# [Exercise goal]
Copy out the data below as written; omit any images.

Dataset records on visual material:
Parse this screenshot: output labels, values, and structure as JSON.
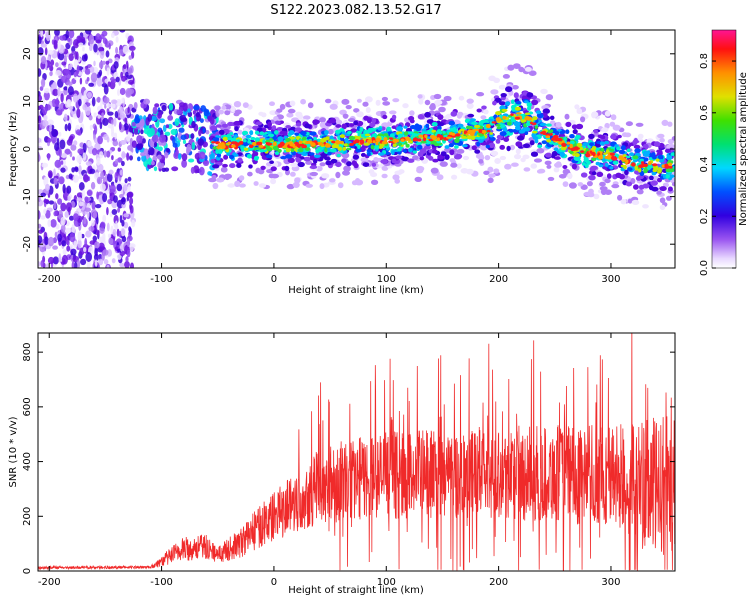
{
  "title": "S122.2023.082.13.52.G17",
  "chart_data": [
    {
      "type": "heatmap",
      "xlabel": "Height of straight line (km)",
      "ylabel": "Frequency (Hz)",
      "xlim": [
        -210,
        357
      ],
      "ylim": [
        -25,
        25
      ],
      "xticks": [
        -200,
        -100,
        0,
        100,
        200,
        300
      ],
      "yticks": [
        -20,
        -10,
        0,
        10,
        20
      ],
      "colorbar": {
        "label": "Normalized spectral amplitude",
        "range": [
          0,
          0.92
        ],
        "ticks": [
          0.0,
          0.2,
          0.4,
          0.6,
          0.8
        ]
      },
      "ridge": {
        "x": [
          -120,
          -100,
          -80,
          -60,
          -50,
          0,
          50,
          100,
          150,
          190,
          200,
          215,
          225,
          240,
          260,
          280,
          300,
          320,
          340,
          357
        ],
        "y": [
          3.5,
          2.5,
          3.0,
          1.5,
          0.8,
          0.8,
          1.2,
          1.8,
          2.5,
          4.0,
          6.0,
          7.0,
          6.5,
          3.5,
          1.0,
          -1.0,
          -1.5,
          -3.0,
          -3.5,
          -3.5
        ]
      },
      "noise_region_x": [
        -210,
        -125
      ]
    },
    {
      "type": "line",
      "xlabel": "Height of straight line (km)",
      "ylabel": "SNR (10 * v/v)",
      "xlim": [
        -210,
        357
      ],
      "ylim": [
        0,
        870
      ],
      "xticks": [
        -200,
        -100,
        0,
        100,
        200,
        300
      ],
      "yticks": [
        0,
        200,
        400,
        600,
        800
      ],
      "color": "#f02a2a",
      "envelope": {
        "x": [
          -210,
          -110,
          -100,
          -90,
          -80,
          -60,
          -50,
          -30,
          -20,
          0,
          20,
          40,
          60,
          100,
          200,
          300,
          320,
          340,
          357
        ],
        "mean": [
          12,
          14,
          35,
          60,
          80,
          90,
          60,
          100,
          140,
          200,
          260,
          310,
          330,
          350,
          360,
          350,
          330,
          300,
          330
        ],
        "spread": [
          5,
          5,
          20,
          35,
          45,
          45,
          30,
          55,
          70,
          90,
          120,
          140,
          150,
          160,
          170,
          190,
          230,
          260,
          250
        ]
      }
    }
  ]
}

# [Exercise output]
Parse this screenshot: output labels, values, and structure as JSON.
{
  "title": "S122.2023.082.13.52.G17",
  "chart_data": [
    {
      "type": "heatmap",
      "xlabel": "Height of straight line (km)",
      "ylabel": "Frequency (Hz)",
      "xlim": [
        -210,
        357
      ],
      "ylim": [
        -25,
        25
      ],
      "xticks": [
        -200,
        -100,
        0,
        100,
        200,
        300
      ],
      "yticks": [
        -20,
        -10,
        0,
        10,
        20
      ],
      "colorbar": {
        "label": "Normalized spectral amplitude",
        "range": [
          0,
          0.92
        ],
        "ticks": [
          0.0,
          0.2,
          0.4,
          0.6,
          0.8
        ]
      },
      "ridge": {
        "x": [
          -120,
          -100,
          -80,
          -60,
          -50,
          0,
          50,
          100,
          150,
          190,
          200,
          215,
          225,
          240,
          260,
          280,
          300,
          320,
          340,
          357
        ],
        "y": [
          3.5,
          2.5,
          3.0,
          1.5,
          0.8,
          0.8,
          1.2,
          1.8,
          2.5,
          4.0,
          6.0,
          7.0,
          6.5,
          3.5,
          1.0,
          -1.0,
          -1.5,
          -3.0,
          -3.5,
          -3.5
        ]
      },
      "noise_region_x": [
        -210,
        -125
      ]
    },
    {
      "type": "line",
      "xlabel": "Height of straight line (km)",
      "ylabel": "SNR (10 * v/v)",
      "xlim": [
        -210,
        357
      ],
      "ylim": [
        0,
        870
      ],
      "xticks": [
        -200,
        -100,
        0,
        100,
        200,
        300
      ],
      "yticks": [
        0,
        200,
        400,
        600,
        800
      ],
      "color": "#f02a2a",
      "envelope": {
        "x": [
          -210,
          -110,
          -100,
          -90,
          -80,
          -60,
          -50,
          -30,
          -20,
          0,
          20,
          40,
          60,
          100,
          200,
          300,
          320,
          340,
          357
        ],
        "mean": [
          12,
          14,
          35,
          60,
          80,
          90,
          60,
          100,
          140,
          200,
          260,
          310,
          330,
          350,
          360,
          350,
          330,
          300,
          330
        ],
        "spread": [
          5,
          5,
          20,
          35,
          45,
          45,
          30,
          55,
          70,
          90,
          120,
          140,
          150,
          160,
          170,
          190,
          230,
          260,
          250
        ]
      }
    }
  ]
}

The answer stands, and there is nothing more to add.